((
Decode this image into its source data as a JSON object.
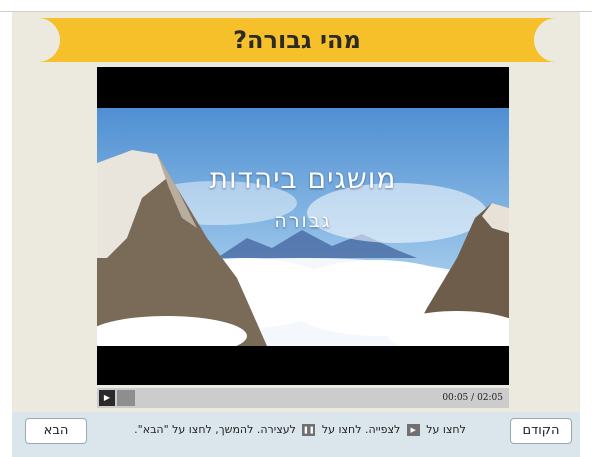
{
  "lesson": {
    "title": "מהי גבורה?"
  },
  "video": {
    "title_line1": "מושגים ביהדות",
    "title_line2": "גבורה"
  },
  "player": {
    "current_time": "00:05",
    "separator": "/",
    "duration": "02:05",
    "progress": 0.04
  },
  "footer": {
    "instr_part1": "לחצו על",
    "instr_part2": "לצפייה. לחצו על",
    "instr_part3": "לעצירה. להמשך, לחצו על \"הבא\".",
    "next_label": "הבא",
    "prev_label": "הקודם"
  },
  "icons": {
    "play": "play-icon",
    "pause": "pause-icon"
  }
}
))
◆ **GIVEN TASK**
Quote the records in full and exactly; skip any image.

◆ **WRITTEN SOLUTION**
Decode this image into its source data as a JSON object.
{
  "lesson": {
    "title": "מהי גבורה?"
  },
  "video": {
    "title_line1": "מושגים ביהדות",
    "title_line2": "גבורה"
  },
  "player": {
    "current_time": "00:05",
    "separator": "/",
    "duration": "02:05",
    "progress": 0.04
  },
  "footer": {
    "instr_part1": "לחצו על",
    "instr_part2": "לצפייה. לחצו על",
    "instr_part3": "לעצירה. להמשך, לחצו על \"הבא\".",
    "next_label": "הבא",
    "prev_label": "הקודם"
  },
  "icons": {
    "play": "play-icon",
    "pause": "pause-icon"
  }
}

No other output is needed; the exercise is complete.